__Description of the task__.
Only a number is wanted: how many lines in the listing contain the word "sind"?

__Supplied data__.
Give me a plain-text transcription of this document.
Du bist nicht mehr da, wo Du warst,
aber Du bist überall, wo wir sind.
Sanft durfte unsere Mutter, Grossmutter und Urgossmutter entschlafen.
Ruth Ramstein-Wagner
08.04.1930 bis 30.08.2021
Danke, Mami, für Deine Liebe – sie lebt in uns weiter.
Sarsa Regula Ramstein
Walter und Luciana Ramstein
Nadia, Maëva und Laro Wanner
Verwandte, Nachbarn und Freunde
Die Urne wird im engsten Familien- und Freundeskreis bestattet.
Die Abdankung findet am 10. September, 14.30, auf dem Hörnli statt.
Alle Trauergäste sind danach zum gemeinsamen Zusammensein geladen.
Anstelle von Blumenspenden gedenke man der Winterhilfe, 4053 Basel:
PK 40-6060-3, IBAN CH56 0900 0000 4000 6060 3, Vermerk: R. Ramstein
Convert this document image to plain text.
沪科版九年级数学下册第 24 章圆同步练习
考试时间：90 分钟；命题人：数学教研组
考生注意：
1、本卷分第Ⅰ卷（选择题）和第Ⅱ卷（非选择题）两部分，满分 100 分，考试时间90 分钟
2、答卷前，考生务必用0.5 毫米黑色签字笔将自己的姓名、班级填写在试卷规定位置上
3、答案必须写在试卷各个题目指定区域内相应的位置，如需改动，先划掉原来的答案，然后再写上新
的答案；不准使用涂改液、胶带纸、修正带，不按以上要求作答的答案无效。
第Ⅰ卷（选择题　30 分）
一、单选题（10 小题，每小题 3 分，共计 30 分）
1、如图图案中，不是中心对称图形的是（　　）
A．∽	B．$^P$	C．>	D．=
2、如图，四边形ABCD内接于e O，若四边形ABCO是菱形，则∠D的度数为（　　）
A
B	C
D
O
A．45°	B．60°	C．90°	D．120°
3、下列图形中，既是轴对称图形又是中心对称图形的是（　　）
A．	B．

__Exercise solution__.
2